** Begin Source data **

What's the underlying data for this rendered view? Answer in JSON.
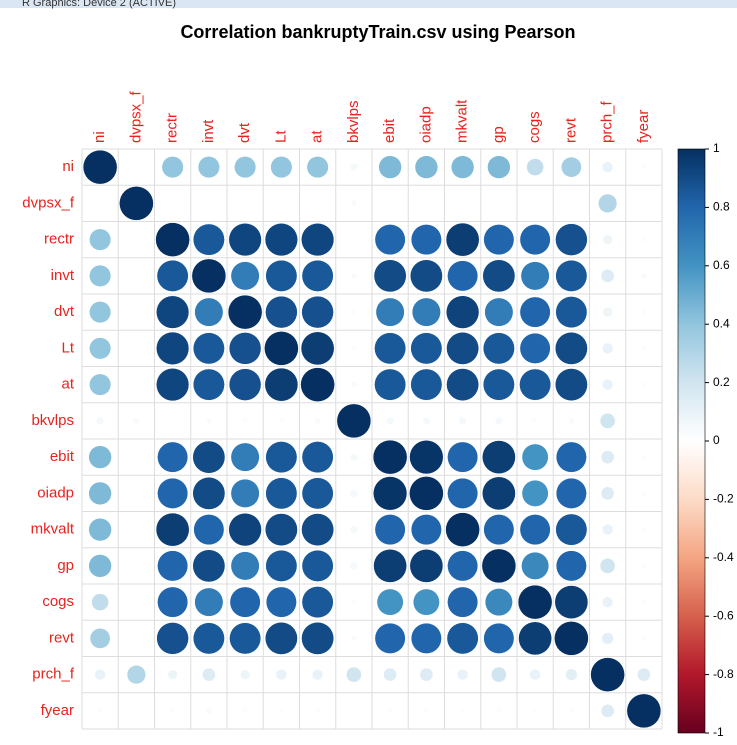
{
  "window_title": "R Graphics: Device 2 (ACTIVE)",
  "chart_data": {
    "type": "corrplot",
    "title": "Correlation bankruptyTrain.csv using Pearson",
    "variables": [
      "ni",
      "dvpsx_f",
      "rectr",
      "invt",
      "dvt",
      "Lt",
      "at",
      "bkvlps",
      "ebit",
      "oiadp",
      "mkvalt",
      "gp",
      "cogs",
      "revt",
      "prch_f",
      "fyear"
    ],
    "matrix": [
      [
        1,
        0,
        0.4,
        0.4,
        0.4,
        0.4,
        0.4,
        0.05,
        0.45,
        0.45,
        0.45,
        0.45,
        0.25,
        0.35,
        0.1,
        0.02
      ],
      [
        0,
        1,
        0.01,
        0.01,
        0.01,
        0.01,
        0.01,
        0.03,
        0.01,
        0.01,
        0.01,
        0.01,
        0.01,
        0.01,
        0.3,
        0.01
      ],
      [
        0.4,
        0.01,
        1,
        0.85,
        0.92,
        0.92,
        0.92,
        0.01,
        0.8,
        0.8,
        0.95,
        0.8,
        0.8,
        0.88,
        0.08,
        0.02
      ],
      [
        0.4,
        0.01,
        0.85,
        1,
        0.7,
        0.85,
        0.85,
        0.03,
        0.9,
        0.9,
        0.8,
        0.9,
        0.7,
        0.85,
        0.15,
        0.03
      ],
      [
        0.4,
        0.01,
        0.92,
        0.7,
        1,
        0.88,
        0.88,
        0.02,
        0.7,
        0.7,
        0.93,
        0.7,
        0.8,
        0.85,
        0.08,
        0.02
      ],
      [
        0.4,
        0.01,
        0.92,
        0.85,
        0.88,
        1,
        0.95,
        0.02,
        0.85,
        0.85,
        0.9,
        0.85,
        0.8,
        0.9,
        0.1,
        0.02
      ],
      [
        0.4,
        0.01,
        0.92,
        0.85,
        0.88,
        0.95,
        1,
        0.03,
        0.85,
        0.85,
        0.9,
        0.85,
        0.85,
        0.9,
        0.1,
        0.02
      ],
      [
        0.05,
        0.03,
        0.01,
        0.03,
        0.02,
        0.02,
        0.03,
        1,
        0.05,
        0.05,
        0.05,
        0.05,
        0.02,
        0.03,
        0.2,
        0.01
      ],
      [
        0.45,
        0.01,
        0.8,
        0.9,
        0.7,
        0.85,
        0.85,
        0.05,
        1,
        0.98,
        0.8,
        0.95,
        0.6,
        0.8,
        0.15,
        0.02
      ],
      [
        0.45,
        0.01,
        0.8,
        0.9,
        0.7,
        0.85,
        0.85,
        0.05,
        0.98,
        1,
        0.8,
        0.95,
        0.6,
        0.8,
        0.15,
        0.02
      ],
      [
        0.45,
        0.01,
        0.95,
        0.8,
        0.93,
        0.9,
        0.9,
        0.05,
        0.8,
        0.8,
        1,
        0.8,
        0.8,
        0.85,
        0.1,
        0.02
      ],
      [
        0.45,
        0.01,
        0.8,
        0.9,
        0.7,
        0.85,
        0.85,
        0.05,
        0.95,
        0.95,
        0.8,
        1,
        0.65,
        0.8,
        0.2,
        0.02
      ],
      [
        0.25,
        0.01,
        0.8,
        0.7,
        0.8,
        0.8,
        0.85,
        0.02,
        0.6,
        0.6,
        0.8,
        0.65,
        1,
        0.95,
        0.1,
        0.02
      ],
      [
        0.35,
        0.01,
        0.88,
        0.85,
        0.85,
        0.9,
        0.9,
        0.03,
        0.8,
        0.8,
        0.85,
        0.8,
        0.95,
        1,
        0.12,
        0.02
      ],
      [
        0.1,
        0.3,
        0.08,
        0.15,
        0.08,
        0.1,
        0.1,
        0.2,
        0.15,
        0.15,
        0.1,
        0.2,
        0.1,
        0.12,
        1,
        0.15
      ],
      [
        0.02,
        0.01,
        0.02,
        0.03,
        0.02,
        0.02,
        0.02,
        0.01,
        0.02,
        0.02,
        0.02,
        0.02,
        0.02,
        0.02,
        0.15,
        1
      ]
    ],
    "colorscale": [
      "#67001F",
      "#B2182B",
      "#D6604D",
      "#F4A582",
      "#FDDBC7",
      "#FFFFFF",
      "#D1E5F0",
      "#92C5DE",
      "#4393C3",
      "#2166AC",
      "#053061"
    ],
    "clim": [
      -1,
      1
    ],
    "cticks": [
      -1,
      -0.8,
      -0.6,
      -0.4,
      -0.2,
      0,
      0.2,
      0.4,
      0.6,
      0.8,
      1
    ]
  }
}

** End Source data **

# Instructions for the task
The pictures should not appear in the copy; every other part of the records above must be returned exactly.

# Exercise solution
What's the underlying data for this rendered view? Answer in JSON.
{
  "window_title": "R Graphics: Device 2 (ACTIVE)",
  "chart_data": {
    "type": "corrplot",
    "title": "Correlation bankruptyTrain.csv using Pearson",
    "variables": [
      "ni",
      "dvpsx_f",
      "rectr",
      "invt",
      "dvt",
      "Lt",
      "at",
      "bkvlps",
      "ebit",
      "oiadp",
      "mkvalt",
      "gp",
      "cogs",
      "revt",
      "prch_f",
      "fyear"
    ],
    "matrix": [
      [
        1,
        0,
        0.4,
        0.4,
        0.4,
        0.4,
        0.4,
        0.05,
        0.45,
        0.45,
        0.45,
        0.45,
        0.25,
        0.35,
        0.1,
        0.02
      ],
      [
        0,
        1,
        0.01,
        0.01,
        0.01,
        0.01,
        0.01,
        0.03,
        0.01,
        0.01,
        0.01,
        0.01,
        0.01,
        0.01,
        0.3,
        0.01
      ],
      [
        0.4,
        0.01,
        1,
        0.85,
        0.92,
        0.92,
        0.92,
        0.01,
        0.8,
        0.8,
        0.95,
        0.8,
        0.8,
        0.88,
        0.08,
        0.02
      ],
      [
        0.4,
        0.01,
        0.85,
        1,
        0.7,
        0.85,
        0.85,
        0.03,
        0.9,
        0.9,
        0.8,
        0.9,
        0.7,
        0.85,
        0.15,
        0.03
      ],
      [
        0.4,
        0.01,
        0.92,
        0.7,
        1,
        0.88,
        0.88,
        0.02,
        0.7,
        0.7,
        0.93,
        0.7,
        0.8,
        0.85,
        0.08,
        0.02
      ],
      [
        0.4,
        0.01,
        0.92,
        0.85,
        0.88,
        1,
        0.95,
        0.02,
        0.85,
        0.85,
        0.9,
        0.85,
        0.8,
        0.9,
        0.1,
        0.02
      ],
      [
        0.4,
        0.01,
        0.92,
        0.85,
        0.88,
        0.95,
        1,
        0.03,
        0.85,
        0.85,
        0.9,
        0.85,
        0.85,
        0.9,
        0.1,
        0.02
      ],
      [
        0.05,
        0.03,
        0.01,
        0.03,
        0.02,
        0.02,
        0.03,
        1,
        0.05,
        0.05,
        0.05,
        0.05,
        0.02,
        0.03,
        0.2,
        0.01
      ],
      [
        0.45,
        0.01,
        0.8,
        0.9,
        0.7,
        0.85,
        0.85,
        0.05,
        1,
        0.98,
        0.8,
        0.95,
        0.6,
        0.8,
        0.15,
        0.02
      ],
      [
        0.45,
        0.01,
        0.8,
        0.9,
        0.7,
        0.85,
        0.85,
        0.05,
        0.98,
        1,
        0.8,
        0.95,
        0.6,
        0.8,
        0.15,
        0.02
      ],
      [
        0.45,
        0.01,
        0.95,
        0.8,
        0.93,
        0.9,
        0.9,
        0.05,
        0.8,
        0.8,
        1,
        0.8,
        0.8,
        0.85,
        0.1,
        0.02
      ],
      [
        0.45,
        0.01,
        0.8,
        0.9,
        0.7,
        0.85,
        0.85,
        0.05,
        0.95,
        0.95,
        0.8,
        1,
        0.65,
        0.8,
        0.2,
        0.02
      ],
      [
        0.25,
        0.01,
        0.8,
        0.7,
        0.8,
        0.8,
        0.85,
        0.02,
        0.6,
        0.6,
        0.8,
        0.65,
        1,
        0.95,
        0.1,
        0.02
      ],
      [
        0.35,
        0.01,
        0.88,
        0.85,
        0.85,
        0.9,
        0.9,
        0.03,
        0.8,
        0.8,
        0.85,
        0.8,
        0.95,
        1,
        0.12,
        0.02
      ],
      [
        0.1,
        0.3,
        0.08,
        0.15,
        0.08,
        0.1,
        0.1,
        0.2,
        0.15,
        0.15,
        0.1,
        0.2,
        0.1,
        0.12,
        1,
        0.15
      ],
      [
        0.02,
        0.01,
        0.02,
        0.03,
        0.02,
        0.02,
        0.02,
        0.01,
        0.02,
        0.02,
        0.02,
        0.02,
        0.02,
        0.02,
        0.15,
        1
      ]
    ],
    "colorscale": [
      "#67001F",
      "#B2182B",
      "#D6604D",
      "#F4A582",
      "#FDDBC7",
      "#FFFFFF",
      "#D1E5F0",
      "#92C5DE",
      "#4393C3",
      "#2166AC",
      "#053061"
    ],
    "clim": [
      -1,
      1
    ],
    "cticks": [
      -1,
      -0.8,
      -0.6,
      -0.4,
      -0.2,
      0,
      0.2,
      0.4,
      0.6,
      0.8,
      1
    ]
  }
}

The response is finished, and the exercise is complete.